Task 1:
Recast the records as a numbered list, leaving out blank lines, covering only the lines between the start of the records and the line holding "cell-label: G [552,3,561,15]", inclusive.
╭─ Source document
# Contract sheet



## musclecarboy (Aug 19, 2007)

I'm new to plowing and need a contract sheet for my customers. What do you guys use for this? Any1 have a template they can send me? musclecarboy AT gmail.com
Thanks


----------



## Quality SR (Oct 25, 2006)

Try searching some old post you may find one. I use the one from Staples or Office Max. They work good and some have 3 copies. Good luck Rich


----------



## musclecarboy (Aug 19, 2007)

Cool. What exactly should I search? Thanks


----------



## Quality SR (Oct 25, 2006)

Look through each Business Management Forum. I know they are there. I know Grandview has a sample.


----------



## Quality SR (Oct 25, 2006)

This thread has a sample Bill
http://www.plowsite.com/showthread.php?t=42726

This is a sample Contract..
╰─
╭─ Input rows
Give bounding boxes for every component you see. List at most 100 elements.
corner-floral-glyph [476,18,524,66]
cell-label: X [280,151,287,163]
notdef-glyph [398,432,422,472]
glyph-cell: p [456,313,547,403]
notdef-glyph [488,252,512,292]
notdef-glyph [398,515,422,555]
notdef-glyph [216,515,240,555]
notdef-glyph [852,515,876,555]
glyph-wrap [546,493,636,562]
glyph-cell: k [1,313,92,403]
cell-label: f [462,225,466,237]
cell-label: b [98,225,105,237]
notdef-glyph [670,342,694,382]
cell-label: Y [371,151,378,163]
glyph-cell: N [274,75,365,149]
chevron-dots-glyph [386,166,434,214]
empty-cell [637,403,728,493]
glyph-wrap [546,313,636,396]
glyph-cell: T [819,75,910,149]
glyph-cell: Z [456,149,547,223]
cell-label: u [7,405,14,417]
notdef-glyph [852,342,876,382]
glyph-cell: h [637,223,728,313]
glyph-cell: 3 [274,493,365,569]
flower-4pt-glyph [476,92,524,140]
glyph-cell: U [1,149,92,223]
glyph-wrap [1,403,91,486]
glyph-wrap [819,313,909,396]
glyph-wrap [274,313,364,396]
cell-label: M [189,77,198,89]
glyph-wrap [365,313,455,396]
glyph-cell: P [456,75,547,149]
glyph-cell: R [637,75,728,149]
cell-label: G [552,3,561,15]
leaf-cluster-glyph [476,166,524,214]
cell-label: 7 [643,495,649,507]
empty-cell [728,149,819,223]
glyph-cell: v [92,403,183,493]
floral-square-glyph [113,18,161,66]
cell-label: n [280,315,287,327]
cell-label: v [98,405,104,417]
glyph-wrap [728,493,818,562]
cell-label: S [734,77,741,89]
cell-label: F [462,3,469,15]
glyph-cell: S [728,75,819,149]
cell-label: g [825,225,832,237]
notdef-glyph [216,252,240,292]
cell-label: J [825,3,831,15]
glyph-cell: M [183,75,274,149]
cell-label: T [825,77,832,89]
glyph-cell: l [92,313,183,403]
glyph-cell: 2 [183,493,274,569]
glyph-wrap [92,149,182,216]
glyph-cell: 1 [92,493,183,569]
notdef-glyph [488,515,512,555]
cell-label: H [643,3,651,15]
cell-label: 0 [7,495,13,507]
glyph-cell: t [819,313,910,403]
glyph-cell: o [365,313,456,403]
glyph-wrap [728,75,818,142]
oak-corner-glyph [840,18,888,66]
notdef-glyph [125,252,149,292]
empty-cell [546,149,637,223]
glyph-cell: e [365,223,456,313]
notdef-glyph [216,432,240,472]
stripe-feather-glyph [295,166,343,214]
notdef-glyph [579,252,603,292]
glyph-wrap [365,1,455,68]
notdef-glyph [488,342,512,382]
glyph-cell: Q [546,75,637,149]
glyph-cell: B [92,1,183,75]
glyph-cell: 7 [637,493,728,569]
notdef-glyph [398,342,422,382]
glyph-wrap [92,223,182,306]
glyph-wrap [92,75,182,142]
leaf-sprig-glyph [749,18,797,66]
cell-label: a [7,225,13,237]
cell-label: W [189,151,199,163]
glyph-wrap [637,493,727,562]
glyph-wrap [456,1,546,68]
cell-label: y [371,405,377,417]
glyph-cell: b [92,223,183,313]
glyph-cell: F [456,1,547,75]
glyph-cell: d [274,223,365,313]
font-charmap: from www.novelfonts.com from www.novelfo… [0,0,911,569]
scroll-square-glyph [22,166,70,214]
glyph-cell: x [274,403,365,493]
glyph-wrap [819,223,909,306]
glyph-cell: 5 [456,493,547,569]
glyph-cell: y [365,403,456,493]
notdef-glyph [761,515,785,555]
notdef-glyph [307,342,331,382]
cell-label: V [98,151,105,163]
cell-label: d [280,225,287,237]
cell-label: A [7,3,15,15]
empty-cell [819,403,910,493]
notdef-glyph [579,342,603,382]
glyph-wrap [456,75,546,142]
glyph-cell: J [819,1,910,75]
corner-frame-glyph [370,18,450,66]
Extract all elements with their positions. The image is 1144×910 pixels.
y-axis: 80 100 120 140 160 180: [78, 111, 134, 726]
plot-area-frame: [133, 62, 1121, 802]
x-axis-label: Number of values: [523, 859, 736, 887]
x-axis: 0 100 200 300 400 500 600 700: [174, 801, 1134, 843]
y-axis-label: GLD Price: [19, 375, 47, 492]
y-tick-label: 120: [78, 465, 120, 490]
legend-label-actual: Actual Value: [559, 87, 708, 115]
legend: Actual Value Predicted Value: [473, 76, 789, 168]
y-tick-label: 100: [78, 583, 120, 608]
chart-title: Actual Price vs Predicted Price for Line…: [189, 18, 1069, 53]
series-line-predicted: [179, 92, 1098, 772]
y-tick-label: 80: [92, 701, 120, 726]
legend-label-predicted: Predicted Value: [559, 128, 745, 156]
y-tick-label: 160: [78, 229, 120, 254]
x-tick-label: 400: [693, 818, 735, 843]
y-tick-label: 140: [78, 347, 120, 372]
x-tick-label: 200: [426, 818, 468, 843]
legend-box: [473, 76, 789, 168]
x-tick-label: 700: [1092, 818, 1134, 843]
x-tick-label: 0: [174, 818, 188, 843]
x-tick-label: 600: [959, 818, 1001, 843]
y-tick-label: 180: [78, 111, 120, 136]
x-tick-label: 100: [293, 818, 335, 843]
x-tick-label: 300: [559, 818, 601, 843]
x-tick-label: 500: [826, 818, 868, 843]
╰─
Task 2:
Echo the passage of the forum thread between "Cool. What exactly" and "has a sample.", inclusive.

Expected output 1:
1. Give bounding boxes for every component you see. List at most 100 elements.
2. corner-floral-glyph [476,18,524,66]
3. cell-label: X [280,151,287,163]
4. notdef-glyph [398,432,422,472]
5. glyph-cell: p [456,313,547,403]
6. notdef-glyph [488,252,512,292]
7. notdef-glyph [398,515,422,555]
8. notdef-glyph [216,515,240,555]
9. notdef-glyph [852,515,876,555]
10. glyph-wrap [546,493,636,562]
11. glyph-cell: k [1,313,92,403]
12. cell-label: f [462,225,466,237]
13. cell-label: b [98,225,105,237]
14. notdef-glyph [670,342,694,382]
15. cell-label: Y [371,151,378,163]
16. glyph-cell: N [274,75,365,149]
17. chevron-dots-glyph [386,166,434,214]
18. empty-cell [637,403,728,493]
19. glyph-wrap [546,313,636,396]
20. glyph-cell: T [819,75,910,149]
21. glyph-cell: Z [456,149,547,223]
22. cell-label: u [7,405,14,417]
23. notdef-glyph [852,342,876,382]
24. glyph-cell: h [637,223,728,313]
25. glyph-cell: 3 [274,493,365,569]
26. flower-4pt-glyph [476,92,524,140]
27. glyph-cell: U [1,149,92,223]
28. glyph-wrap [1,403,91,486]
29. glyph-wrap [819,313,909,396]
30. glyph-wrap [274,313,364,396]
31. cell-label: M [189,77,198,89]
32. glyph-wrap [365,313,455,396]
33. glyph-cell: P [456,75,547,149]
34. glyph-cell: R [637,75,728,149]
35. cell-label: G [552,3,561,15]

Expected output 2:
Cool. What exactly should I search? Thanks


----------



## Quality SR (Oct 25, 2006)

Look through each Business Management Forum. I know they are there. I know Grandview has a sample.